WHAT IS NEEDED: Retype everything in the listing, leaving each line exactly as it is.

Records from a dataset
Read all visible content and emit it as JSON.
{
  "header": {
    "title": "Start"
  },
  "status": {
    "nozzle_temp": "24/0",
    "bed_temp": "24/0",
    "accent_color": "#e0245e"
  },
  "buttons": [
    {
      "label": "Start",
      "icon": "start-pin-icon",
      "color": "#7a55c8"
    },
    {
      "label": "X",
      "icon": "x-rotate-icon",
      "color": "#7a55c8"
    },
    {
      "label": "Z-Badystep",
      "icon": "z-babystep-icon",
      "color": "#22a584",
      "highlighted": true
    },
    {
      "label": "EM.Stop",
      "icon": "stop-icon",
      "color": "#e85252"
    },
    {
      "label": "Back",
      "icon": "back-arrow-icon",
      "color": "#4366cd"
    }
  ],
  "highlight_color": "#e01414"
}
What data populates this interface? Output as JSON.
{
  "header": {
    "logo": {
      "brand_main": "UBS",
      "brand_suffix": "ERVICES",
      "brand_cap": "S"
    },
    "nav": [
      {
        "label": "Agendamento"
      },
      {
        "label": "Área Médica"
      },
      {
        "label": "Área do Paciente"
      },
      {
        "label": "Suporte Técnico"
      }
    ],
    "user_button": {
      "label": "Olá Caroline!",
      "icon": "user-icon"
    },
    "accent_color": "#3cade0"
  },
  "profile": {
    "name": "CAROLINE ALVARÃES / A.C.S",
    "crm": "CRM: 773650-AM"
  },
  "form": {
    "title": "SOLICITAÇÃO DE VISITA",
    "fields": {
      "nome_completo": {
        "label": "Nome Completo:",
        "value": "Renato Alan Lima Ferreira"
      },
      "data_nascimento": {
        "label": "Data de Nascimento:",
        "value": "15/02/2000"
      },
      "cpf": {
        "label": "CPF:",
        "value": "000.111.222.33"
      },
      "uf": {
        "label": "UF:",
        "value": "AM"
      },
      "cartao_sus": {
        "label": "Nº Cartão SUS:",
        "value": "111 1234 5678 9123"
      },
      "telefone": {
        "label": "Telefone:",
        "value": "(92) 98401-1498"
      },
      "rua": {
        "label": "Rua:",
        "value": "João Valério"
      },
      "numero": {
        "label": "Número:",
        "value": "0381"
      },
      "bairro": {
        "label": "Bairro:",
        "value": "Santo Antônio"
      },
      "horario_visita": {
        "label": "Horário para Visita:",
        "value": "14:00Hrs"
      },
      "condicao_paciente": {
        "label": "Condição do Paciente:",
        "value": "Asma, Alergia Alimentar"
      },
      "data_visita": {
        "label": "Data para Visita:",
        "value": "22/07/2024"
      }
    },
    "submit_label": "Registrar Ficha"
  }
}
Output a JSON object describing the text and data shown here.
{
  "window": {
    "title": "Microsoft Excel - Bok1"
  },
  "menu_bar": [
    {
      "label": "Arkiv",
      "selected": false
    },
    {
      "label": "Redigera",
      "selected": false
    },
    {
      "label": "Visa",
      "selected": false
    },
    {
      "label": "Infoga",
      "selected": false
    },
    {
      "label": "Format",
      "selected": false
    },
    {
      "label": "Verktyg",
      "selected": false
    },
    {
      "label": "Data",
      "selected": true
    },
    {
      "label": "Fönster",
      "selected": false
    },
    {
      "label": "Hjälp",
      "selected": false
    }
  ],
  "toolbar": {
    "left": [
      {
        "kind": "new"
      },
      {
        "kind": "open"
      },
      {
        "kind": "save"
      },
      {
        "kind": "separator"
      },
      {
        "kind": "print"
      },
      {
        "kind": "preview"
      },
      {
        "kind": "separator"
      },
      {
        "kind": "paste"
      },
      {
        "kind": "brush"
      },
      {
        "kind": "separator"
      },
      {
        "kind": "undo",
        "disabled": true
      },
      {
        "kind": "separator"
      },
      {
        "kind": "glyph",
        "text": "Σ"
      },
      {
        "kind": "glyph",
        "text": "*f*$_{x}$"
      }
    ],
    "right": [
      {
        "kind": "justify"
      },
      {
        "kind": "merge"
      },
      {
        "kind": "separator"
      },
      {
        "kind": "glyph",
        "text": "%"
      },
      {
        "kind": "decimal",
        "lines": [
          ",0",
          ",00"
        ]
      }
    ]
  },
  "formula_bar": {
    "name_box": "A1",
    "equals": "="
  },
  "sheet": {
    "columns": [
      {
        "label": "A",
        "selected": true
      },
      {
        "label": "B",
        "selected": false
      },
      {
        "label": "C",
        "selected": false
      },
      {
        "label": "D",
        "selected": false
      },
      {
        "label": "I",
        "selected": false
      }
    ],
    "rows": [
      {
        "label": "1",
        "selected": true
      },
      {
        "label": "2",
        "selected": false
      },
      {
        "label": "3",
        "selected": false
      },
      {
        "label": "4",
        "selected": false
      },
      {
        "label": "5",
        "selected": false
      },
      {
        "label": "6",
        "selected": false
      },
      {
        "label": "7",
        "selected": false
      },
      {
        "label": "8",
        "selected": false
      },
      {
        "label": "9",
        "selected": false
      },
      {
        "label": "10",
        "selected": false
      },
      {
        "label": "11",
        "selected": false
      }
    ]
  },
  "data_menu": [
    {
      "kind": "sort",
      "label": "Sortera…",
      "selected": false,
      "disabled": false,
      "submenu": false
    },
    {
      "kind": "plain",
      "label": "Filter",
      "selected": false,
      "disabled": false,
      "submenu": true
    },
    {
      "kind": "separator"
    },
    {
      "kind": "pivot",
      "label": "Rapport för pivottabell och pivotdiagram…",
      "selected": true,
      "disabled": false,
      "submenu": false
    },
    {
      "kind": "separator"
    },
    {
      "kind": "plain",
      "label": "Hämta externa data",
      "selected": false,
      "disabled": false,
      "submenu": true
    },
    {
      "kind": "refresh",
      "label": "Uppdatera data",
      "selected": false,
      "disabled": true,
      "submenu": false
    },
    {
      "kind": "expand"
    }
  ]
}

ANSWER TO THE PROBLEM:
Read all visible content and emit it as JSON.
{
  "header": {
    "title": "Start"
  },
  "status": {
    "nozzle_temp": "24/0",
    "bed_temp": "24/0",
    "accent_color": "#e0245e"
  },
  "buttons": [
    {
      "label": "Start",
      "icon": "start-pin-icon",
      "color": "#7a55c8"
    },
    {
      "label": "X",
      "icon": "x-rotate-icon",
      "color": "#7a55c8"
    },
    {
      "label": "Z-Badystep",
      "icon": "z-babystep-icon",
      "color": "#22a584",
      "highlighted": true
    },
    {
      "label": "EM.Stop",
      "icon": "stop-icon",
      "color": "#e85252"
    },
    {
      "label": "Back",
      "icon": "back-arrow-icon",
      "color": "#4366cd"
    }
  ],
  "highlight_color": "#e01414"
}
What data populates this interface? Output as JSON.
{
  "header": {
    "logo": {
      "brand_main": "UBS",
      "brand_suffix": "ERVICES",
      "brand_cap": "S"
    },
    "nav": [
      {
        "label": "Agendamento"
      },
      {
        "label": "Área Médica"
      },
      {
        "label": "Área do Paciente"
      },
      {
        "label": "Suporte Técnico"
      }
    ],
    "user_button": {
      "label": "Olá Caroline!",
      "icon": "user-icon"
    },
    "accent_color": "#3cade0"
  },
  "profile": {
    "name": "CAROLINE ALVARÃES / A.C.S",
    "crm": "CRM: 773650-AM"
  },
  "form": {
    "title": "SOLICITAÇÃO DE VISITA",
    "fields": {
      "nome_completo": {
        "label": "Nome Completo:",
        "value": "Renato Alan Lima Ferreira"
      },
      "data_nascimento": {
        "label": "Data de Nascimento:",
        "value": "15/02/2000"
      },
      "cpf": {
        "label": "CPF:",
        "value": "000.111.222.33"
      },
      "uf": {
        "label": "UF:",
        "value": "AM"
      },
      "cartao_sus": {
        "label": "Nº Cartão SUS:",
        "value": "111 1234 5678 9123"
      },
      "telefone": {
        "label": "Telefone:",
        "value": "(92) 98401-1498"
      },
      "rua": {
        "label": "Rua:",
        "value": "João Valério"
      },
      "numero": {
        "label": "Número:",
        "value": "0381"
      },
      "bairro": {
        "label": "Bairro:",
        "value": "Santo Antônio"
      },
      "horario_visita": {
        "label": "Horário para Visita:",
        "value": "14:00Hrs"
      },
      "condicao_paciente": {
        "label": "Condição do Paciente:",
        "value": "Asma, Alergia Alimentar"
      },
      "data_visita": {
        "label": "Data para Visita:",
        "value": "22/07/2024"
      }
    },
    "submit_label": "Registrar Ficha"
  }
}
Output a JSON object describing the text and data shown here.
{
  "window": {
    "title": "Microsoft Excel - Bok1"
  },
  "menu_bar": [
    {
      "label": "Arkiv",
      "selected": false
    },
    {
      "label": "Redigera",
      "selected": false
    },
    {
      "label": "Visa",
      "selected": false
    },
    {
      "label": "Infoga",
      "selected": false
    },
    {
      "label": "Format",
      "selected": false
    },
    {
      "label": "Verktyg",
      "selected": false
    },
    {
      "label": "Data",
      "selected": true
    },
    {
      "label": "Fönster",
      "selected": false
    },
    {
      "label": "Hjälp",
      "selected": false
    }
  ],
  "toolbar": {
    "left": [
      {
        "kind": "new"
      },
      {
        "kind": "open"
      },
      {
        "kind": "save"
      },
      {
        "kind": "separator"
      },
      {
        "kind": "print"
      },
      {
        "kind": "preview"
      },
      {
        "kind": "separator"
      },
      {
        "kind": "paste"
      },
      {
        "kind": "brush"
      },
      {
        "kind": "separator"
      },
      {
        "kind": "undo",
        "disabled": true
      },
      {
        "kind": "separator"
      },
      {
        "kind": "glyph",
        "text": "Σ"
      },
      {
        "kind": "glyph",
        "text": "*f*$_{x}$"
      }
    ],
    "right": [
      {
        "kind": "justify"
      },
      {
        "kind": "merge"
      },
      {
        "kind": "separator"
      },
      {
        "kind": "glyph",
        "text": "%"
      },
      {
        "kind": "decimal",
        "lines": [
          ",0",
          ",00"
        ]
      }
    ]
  },
  "formula_bar": {
    "name_box": "A1",
    "equals": "="
  },
  "sheet": {
    "columns": [
      {
        "label": "A",
        "selected": true
      },
      {
        "label": "B",
        "selected": false
      },
      {
        "label": "C",
        "selected": false
      },
      {
        "label": "D",
        "selected": false
      },
      {
        "label": "I",
        "selected": false
      }
    ],
    "rows": [
      {
        "label": "1",
        "selected": true
      },
      {
        "label": "2",
        "selected": false
      },
      {
        "label": "3",
        "selected": false
      },
      {
        "label": "4",
        "selected": false
      },
      {
        "label": "5",
        "selected": false
      },
      {
        "label": "6",
        "selected": false
      },
      {
        "label": "7",
        "selected": false
      },
      {
        "label": "8",
        "selected": false
      },
      {
        "label": "9",
        "selected": false
      },
      {
        "label": "10",
        "selected": false
      },
      {
        "label": "11",
        "selected": false
      }
    ]
  },
  "data_menu": [
    {
      "kind": "sort",
      "label": "Sortera…",
      "selected": false,
      "disabled": false,
      "submenu": false
    },
    {
      "kind": "plain",
      "label": "Filter",
      "selected": false,
      "disabled": false,
      "submenu": true
    },
    {
      "kind": "separator"
    },
    {
      "kind": "pivot",
      "label": "Rapport för pivottabell och pivotdiagram…",
      "selected": true,
      "disabled": false,
      "submenu": false
    },
    {
      "kind": "separator"
    },
    {
      "kind": "plain",
      "label": "Hämta externa data",
      "selected": false,
      "disabled": false,
      "submenu": true
    },
    {
      "kind": "refresh",
      "label": "Uppdatera data",
      "selected": false,
      "disabled": true,
      "submenu": false
    },
    {
      "kind": "expand"
    }
  ]
}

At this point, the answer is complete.